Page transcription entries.

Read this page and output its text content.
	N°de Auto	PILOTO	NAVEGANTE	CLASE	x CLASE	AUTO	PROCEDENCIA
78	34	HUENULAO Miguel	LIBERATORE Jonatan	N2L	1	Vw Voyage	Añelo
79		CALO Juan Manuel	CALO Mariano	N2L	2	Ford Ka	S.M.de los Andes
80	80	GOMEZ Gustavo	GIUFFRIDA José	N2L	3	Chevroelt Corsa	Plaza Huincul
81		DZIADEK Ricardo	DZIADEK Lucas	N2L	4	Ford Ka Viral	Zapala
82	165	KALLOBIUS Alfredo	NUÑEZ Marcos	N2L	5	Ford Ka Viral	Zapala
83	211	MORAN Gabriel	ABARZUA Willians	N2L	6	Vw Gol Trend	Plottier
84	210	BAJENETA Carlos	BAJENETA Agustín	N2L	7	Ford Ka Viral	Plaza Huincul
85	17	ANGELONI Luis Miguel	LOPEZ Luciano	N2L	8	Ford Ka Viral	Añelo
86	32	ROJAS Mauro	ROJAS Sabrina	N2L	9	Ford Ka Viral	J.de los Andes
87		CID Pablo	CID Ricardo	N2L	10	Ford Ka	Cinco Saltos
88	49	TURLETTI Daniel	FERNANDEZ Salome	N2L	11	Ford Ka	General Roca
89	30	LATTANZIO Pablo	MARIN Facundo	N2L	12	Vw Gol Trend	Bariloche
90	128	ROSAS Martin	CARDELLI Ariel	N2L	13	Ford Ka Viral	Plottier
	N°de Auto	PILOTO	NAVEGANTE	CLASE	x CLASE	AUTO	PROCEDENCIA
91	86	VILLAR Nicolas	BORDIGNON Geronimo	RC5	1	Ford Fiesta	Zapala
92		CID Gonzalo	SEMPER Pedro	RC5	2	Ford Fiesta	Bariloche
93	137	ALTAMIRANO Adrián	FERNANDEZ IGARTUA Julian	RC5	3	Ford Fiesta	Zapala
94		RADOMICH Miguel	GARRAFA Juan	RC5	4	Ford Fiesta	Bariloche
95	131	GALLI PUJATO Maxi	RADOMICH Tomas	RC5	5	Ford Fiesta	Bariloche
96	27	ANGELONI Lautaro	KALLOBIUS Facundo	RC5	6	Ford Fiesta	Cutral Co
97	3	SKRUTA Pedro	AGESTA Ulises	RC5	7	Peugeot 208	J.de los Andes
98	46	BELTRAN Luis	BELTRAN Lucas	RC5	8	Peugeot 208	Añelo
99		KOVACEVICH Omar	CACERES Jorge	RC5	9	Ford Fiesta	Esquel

Exercise prompt.
Give all the records above again, wording unchanged.

Response to this exercise.
Read this page and output its text content.
	N°de Auto	PILOTO	NAVEGANTE	CLASE	x CLASE	AUTO	PROCEDENCIA
78	34	HUENULAO Miguel	LIBERATORE Jonatan	N2L	1	Vw Voyage	Añelo
79		CALO Juan Manuel	CALO Mariano	N2L	2	Ford Ka	S.M.de los Andes
80	80	GOMEZ Gustavo	GIUFFRIDA José	N2L	3	Chevroelt Corsa	Plaza Huincul
81		DZIADEK Ricardo	DZIADEK Lucas	N2L	4	Ford Ka Viral	Zapala
82	165	KALLOBIUS Alfredo	NUÑEZ Marcos	N2L	5	Ford Ka Viral	Zapala
83	211	MORAN Gabriel	ABARZUA Willians	N2L	6	Vw Gol Trend	Plottier
84	210	BAJENETA Carlos	BAJENETA Agustín	N2L	7	Ford Ka Viral	Plaza Huincul
85	17	ANGELONI Luis Miguel	LOPEZ Luciano	N2L	8	Ford Ka Viral	Añelo
86	32	ROJAS Mauro	ROJAS Sabrina	N2L	9	Ford Ka Viral	J.de los Andes
87		CID Pablo	CID Ricardo	N2L	10	Ford Ka	Cinco Saltos
88	49	TURLETTI Daniel	FERNANDEZ Salome	N2L	11	Ford Ka	General Roca
89	30	LATTANZIO Pablo	MARIN Facundo	N2L	12	Vw Gol Trend	Bariloche
90	128	ROSAS Martin	CARDELLI Ariel	N2L	13	Ford Ka Viral	Plottier
	N°de Auto	PILOTO	NAVEGANTE	CLASE	x CLASE	AUTO	PROCEDENCIA
91	86	VILLAR Nicolas	BORDIGNON Geronimo	RC5	1	Ford Fiesta	Zapala
92		CID Gonzalo	SEMPER Pedro	RC5	2	Ford Fiesta	Bariloche
93	137	ALTAMIRANO Adrián	FERNANDEZ IGARTUA Julian	RC5	3	Ford Fiesta	Zapala
94		RADOMICH Miguel	GARRAFA Juan	RC5	4	Ford Fiesta	Bariloche
95	131	GALLI PUJATO Maxi	RADOMICH Tomas	RC5	5	Ford Fiesta	Bariloche
96	27	ANGELONI Lautaro	KALLOBIUS Facundo	RC5	6	Ford Fiesta	Cutral Co
97	3	SKRUTA Pedro	AGESTA Ulises	RC5	7	Peugeot 208	J.de los Andes
98	46	BELTRAN Luis	BELTRAN Lucas	RC5	8	Peugeot 208	Añelo
99		KOVACEVICH Omar	CACERES Jorge	RC5	9	Ford Fiesta	Esquel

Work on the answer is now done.